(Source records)
****************************************
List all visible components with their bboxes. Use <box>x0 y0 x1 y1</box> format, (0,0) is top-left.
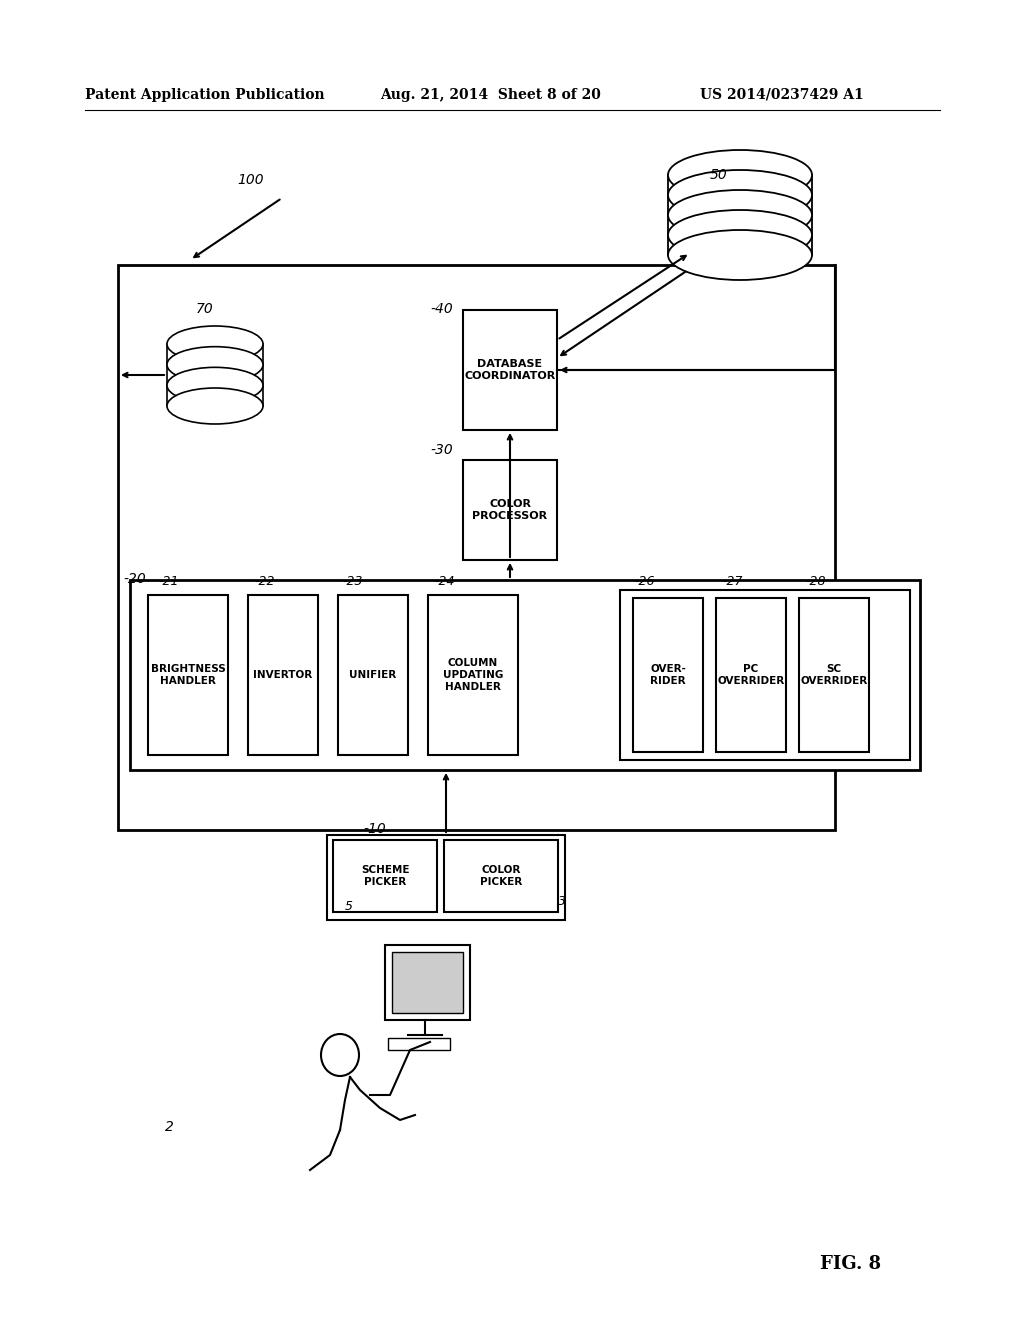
Text: COLUMN
UPDATING
HANDLER: COLUMN UPDATING HANDLER <box>442 659 503 692</box>
Bar <box>385 945 470 1020</box>
Text: COLOR
PICKER: COLOR PICKER <box>480 865 522 887</box>
Text: -24: -24 <box>434 576 455 587</box>
Bar <box>463 310 557 430</box>
Bar <box>799 598 869 752</box>
Text: -21: -21 <box>158 576 178 587</box>
Ellipse shape <box>321 1034 359 1076</box>
Text: Aug. 21, 2014  Sheet 8 of 20: Aug. 21, 2014 Sheet 8 of 20 <box>380 88 601 102</box>
Ellipse shape <box>668 150 812 201</box>
Bar <box>633 598 703 752</box>
Bar <box>118 265 835 830</box>
Ellipse shape <box>167 388 263 424</box>
Ellipse shape <box>167 367 263 404</box>
Bar <box>444 840 558 912</box>
Text: -26: -26 <box>634 576 654 587</box>
Text: BRIGHTNESS
HANDLER: BRIGHTNESS HANDLER <box>151 664 225 686</box>
Text: -22: -22 <box>254 576 274 587</box>
Bar <box>620 590 910 760</box>
Text: 100: 100 <box>237 173 263 187</box>
Bar <box>167 345 263 407</box>
Text: 50: 50 <box>710 168 728 182</box>
Bar <box>248 595 318 755</box>
Bar <box>327 836 565 920</box>
Text: SC
OVERRIDER: SC OVERRIDER <box>801 664 867 686</box>
Bar <box>338 595 408 755</box>
Bar <box>668 176 812 255</box>
Text: -20: -20 <box>123 572 145 586</box>
Text: -40: -40 <box>430 302 453 315</box>
Bar <box>392 952 463 1012</box>
Text: 3: 3 <box>558 895 566 908</box>
Bar <box>130 579 920 770</box>
Ellipse shape <box>668 190 812 240</box>
Bar <box>463 459 557 560</box>
Text: 70: 70 <box>196 302 214 315</box>
Bar <box>716 598 786 752</box>
Text: Patent Application Publication: Patent Application Publication <box>85 88 325 102</box>
Ellipse shape <box>668 210 812 260</box>
Ellipse shape <box>668 170 812 220</box>
Text: DATABASE
COORDINATOR: DATABASE COORDINATOR <box>464 359 556 380</box>
Text: -23: -23 <box>342 576 362 587</box>
Text: SCHEME
PICKER: SCHEME PICKER <box>360 865 410 887</box>
Ellipse shape <box>167 347 263 383</box>
Text: OVER-
RIDER: OVER- RIDER <box>650 664 686 686</box>
Text: UNIFIER: UNIFIER <box>349 671 396 680</box>
Text: -28: -28 <box>805 576 825 587</box>
Text: COLOR
PROCESSOR: COLOR PROCESSOR <box>472 499 548 521</box>
Ellipse shape <box>167 326 263 362</box>
Text: -10: -10 <box>362 822 386 836</box>
Text: 2: 2 <box>165 1119 174 1134</box>
Text: -27: -27 <box>722 576 742 587</box>
Text: INVERTOR: INVERTOR <box>253 671 312 680</box>
Text: US 2014/0237429 A1: US 2014/0237429 A1 <box>700 88 864 102</box>
Text: 5: 5 <box>345 900 353 913</box>
Bar <box>333 840 437 912</box>
Bar <box>428 595 518 755</box>
Text: PC
OVERRIDER: PC OVERRIDER <box>718 664 784 686</box>
Text: FIG. 8: FIG. 8 <box>820 1255 881 1272</box>
Bar <box>148 595 228 755</box>
Ellipse shape <box>668 230 812 280</box>
Bar <box>388 1038 450 1049</box>
Text: -30: -30 <box>430 444 453 457</box>
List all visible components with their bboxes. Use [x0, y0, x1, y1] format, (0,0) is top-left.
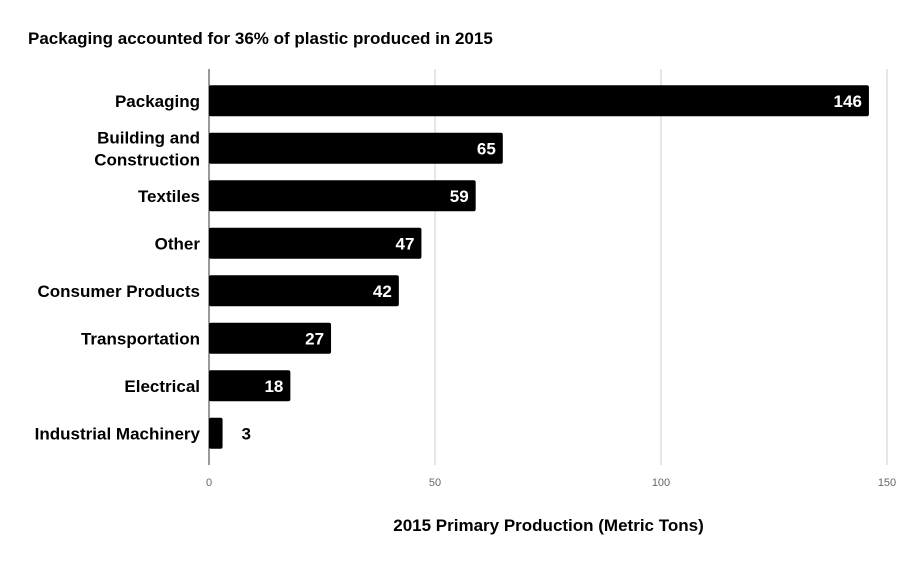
bar: [209, 322, 332, 354]
x-tick-label: 100: [652, 477, 670, 489]
category-label: Building and Construction: [94, 128, 200, 169]
category-label: Textiles: [138, 187, 200, 206]
data-label: 146: [834, 92, 862, 111]
category-label: Industrial Machinery: [35, 424, 201, 443]
data-label: 65: [477, 139, 496, 158]
bar: [209, 227, 422, 259]
data-label: 47: [396, 234, 415, 253]
x-tick-label: 150: [878, 477, 896, 489]
category-label: Other: [155, 234, 201, 253]
data-label: 42: [373, 282, 392, 301]
bar: [209, 417, 223, 449]
category-label: Packaging: [115, 92, 200, 111]
data-label: 27: [305, 329, 324, 348]
data-label: 18: [264, 377, 283, 396]
bar: [209, 180, 476, 212]
x-tick-label: 0: [206, 477, 212, 489]
category-label: Consumer Products: [38, 282, 200, 301]
data-label: 3: [242, 424, 251, 443]
chart-title: Packaging accounted for 36% of plastic p…: [28, 29, 493, 48]
data-label: 59: [450, 187, 469, 206]
bar: [209, 275, 399, 307]
category-label: Transportation: [81, 329, 200, 348]
x-tick-label: 50: [429, 477, 441, 489]
bar: [209, 370, 291, 402]
bar: [209, 132, 503, 164]
bar: [209, 85, 869, 117]
x-axis-label: 2015 Primary Production (Metric Tons): [393, 516, 704, 535]
category-label: Electrical: [124, 377, 200, 396]
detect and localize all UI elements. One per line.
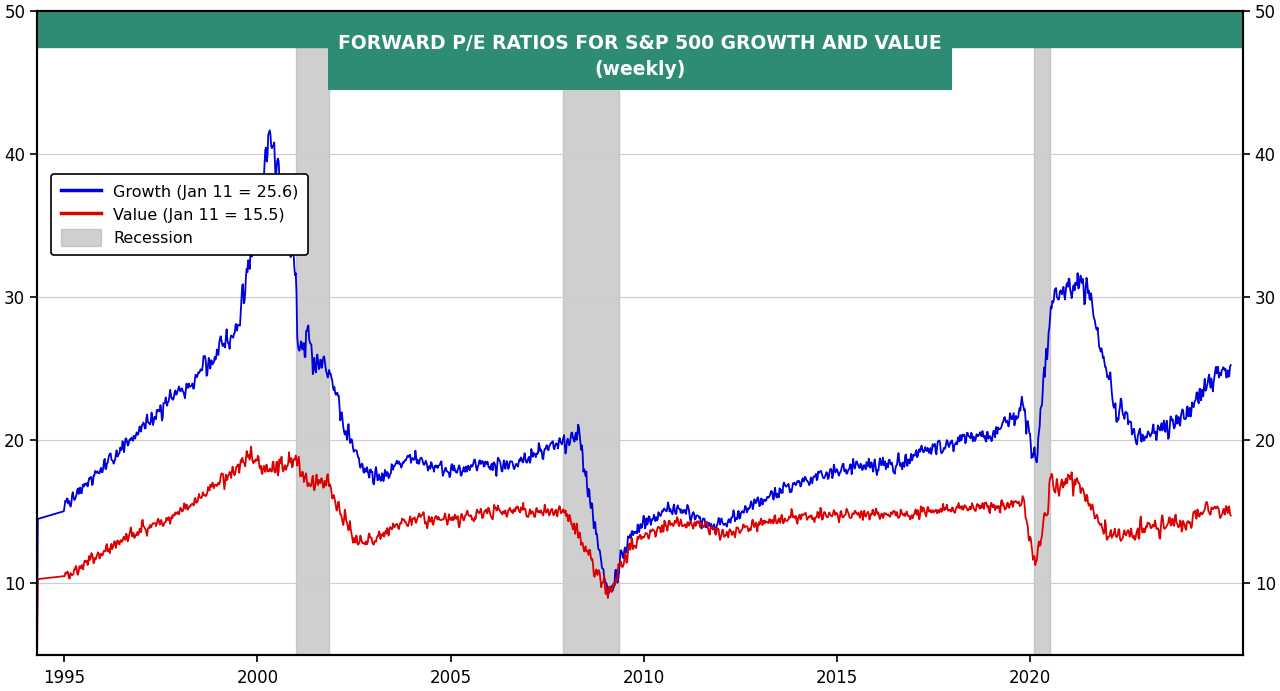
Bar: [296, 11, 329, 655]
Bar: [1034, 11, 1050, 655]
Bar: [563, 11, 618, 655]
Text: FORWARD P/E RATIOS FOR S&P 500 GROWTH AND VALUE
(weekly): FORWARD P/E RATIOS FOR S&P 500 GROWTH AN…: [338, 34, 942, 79]
Legend: Growth (Jan 11 = 25.6), Value (Jan 11 = 15.5), Recession: Growth (Jan 11 = 25.6), Value (Jan 11 = …: [51, 173, 308, 256]
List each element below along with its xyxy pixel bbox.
****************************************
Task to carry out: Reproduce every line of the source records above word for word, leaving out the pictures.

Task answer:
List all visible components with their bboxes. Use <box>x0 y0 x1 y1</box> format, (0,0) is top-left.
Text: COLUMN
UPDATING
HANDLER: COLUMN UPDATING HANDLER <box>442 659 503 692</box>
Bar <box>385 945 470 1020</box>
Text: COLOR
PICKER: COLOR PICKER <box>480 865 522 887</box>
Text: -24: -24 <box>434 576 455 587</box>
Bar <box>463 310 557 430</box>
Bar <box>799 598 869 752</box>
Text: -21: -21 <box>158 576 178 587</box>
Ellipse shape <box>321 1034 359 1076</box>
Text: Aug. 21, 2014  Sheet 8 of 20: Aug. 21, 2014 Sheet 8 of 20 <box>380 88 601 102</box>
Ellipse shape <box>668 150 812 201</box>
Bar <box>633 598 703 752</box>
Bar <box>118 265 835 830</box>
Ellipse shape <box>167 388 263 424</box>
Ellipse shape <box>167 367 263 404</box>
Bar <box>444 840 558 912</box>
Text: -26: -26 <box>634 576 654 587</box>
Text: BRIGHTNESS
HANDLER: BRIGHTNESS HANDLER <box>151 664 225 686</box>
Text: -22: -22 <box>254 576 274 587</box>
Bar <box>620 590 910 760</box>
Text: 100: 100 <box>237 173 263 187</box>
Bar <box>167 345 263 407</box>
Text: 50: 50 <box>710 168 728 182</box>
Bar <box>248 595 318 755</box>
Bar <box>327 836 565 920</box>
Text: SC
OVERRIDER: SC OVERRIDER <box>801 664 867 686</box>
Bar <box>338 595 408 755</box>
Bar <box>668 176 812 255</box>
Text: -20: -20 <box>123 572 145 586</box>
Text: -40: -40 <box>430 302 453 315</box>
Bar <box>392 952 463 1012</box>
Text: 3: 3 <box>558 895 566 908</box>
Bar <box>130 579 920 770</box>
Ellipse shape <box>668 190 812 240</box>
Bar <box>463 459 557 560</box>
Text: 70: 70 <box>196 302 214 315</box>
Bar <box>716 598 786 752</box>
Text: Patent Application Publication: Patent Application Publication <box>85 88 325 102</box>
Ellipse shape <box>668 210 812 260</box>
Ellipse shape <box>668 170 812 220</box>
Text: DATABASE
COORDINATOR: DATABASE COORDINATOR <box>464 359 556 380</box>
Text: -23: -23 <box>342 576 362 587</box>
Text: SCHEME
PICKER: SCHEME PICKER <box>360 865 410 887</box>
Ellipse shape <box>167 347 263 383</box>
Text: OVER-
RIDER: OVER- RIDER <box>650 664 686 686</box>
Text: UNIFIER: UNIFIER <box>349 671 396 680</box>
Text: -28: -28 <box>805 576 825 587</box>
Text: COLOR
PROCESSOR: COLOR PROCESSOR <box>472 499 548 521</box>
Ellipse shape <box>167 326 263 362</box>
Text: -10: -10 <box>362 822 386 836</box>
Text: 2: 2 <box>165 1119 174 1134</box>
Text: -27: -27 <box>722 576 742 587</box>
Text: INVERTOR: INVERTOR <box>253 671 312 680</box>
Text: US 2014/0237429 A1: US 2014/0237429 A1 <box>700 88 864 102</box>
Text: 5: 5 <box>345 900 353 913</box>
Bar <box>333 840 437 912</box>
Bar <box>428 595 518 755</box>
Text: PC
OVERRIDER: PC OVERRIDER <box>718 664 784 686</box>
Text: FIG. 8: FIG. 8 <box>820 1255 881 1272</box>
Bar <box>148 595 228 755</box>
Ellipse shape <box>668 230 812 280</box>
Bar <box>388 1038 450 1049</box>
Text: -30: -30 <box>430 444 453 457</box>
List all visible components with their bboxes. Use [x0, y0, x1, y1] format, (0,0) is top-left.
bar: [209, 322, 332, 354]
x-tick-label: 100: [652, 477, 670, 489]
category-label: Building and Construction: [94, 128, 200, 169]
category-label: Textiles: [138, 187, 200, 206]
data-label: 146: [834, 92, 862, 111]
category-label: Industrial Machinery: [35, 424, 201, 443]
data-label: 65: [477, 139, 496, 158]
bar: [209, 227, 422, 259]
data-label: 47: [396, 234, 415, 253]
x-tick-label: 150: [878, 477, 896, 489]
category-label: Other: [155, 234, 201, 253]
data-label: 42: [373, 282, 392, 301]
bar: [209, 417, 223, 449]
category-label: Packaging: [115, 92, 200, 111]
data-label: 27: [305, 329, 324, 348]
data-label: 18: [264, 377, 283, 396]
bar: [209, 180, 476, 212]
x-tick-label: 0: [206, 477, 212, 489]
category-label: Consumer Products: [38, 282, 200, 301]
data-label: 3: [242, 424, 251, 443]
chart-title: Packaging accounted for 36% of plastic p…: [28, 29, 493, 48]
data-label: 59: [450, 187, 469, 206]
bar: [209, 275, 399, 307]
category-label: Transportation: [81, 329, 200, 348]
x-tick-label: 50: [429, 477, 441, 489]
bar: [209, 370, 291, 402]
bar: [209, 132, 503, 164]
bar: [209, 85, 869, 117]
x-axis-label: 2015 Primary Production (Metric Tons): [393, 516, 704, 535]
category-label: Electrical: [124, 377, 200, 396]
detect and localize all UI elements. One per line.
Bar: [296, 11, 329, 655]
Bar: [1034, 11, 1050, 655]
Bar: [563, 11, 618, 655]
Text: FORWARD P/E RATIOS FOR S&P 500 GROWTH AND VALUE
(weekly): FORWARD P/E RATIOS FOR S&P 500 GROWTH AN…: [338, 34, 942, 79]
Legend: Growth (Jan 11 = 25.6), Value (Jan 11 = 15.5), Recession: Growth (Jan 11 = 25.6), Value (Jan 11 = …: [51, 173, 308, 256]
List each element below along with its xyxy pixel bbox.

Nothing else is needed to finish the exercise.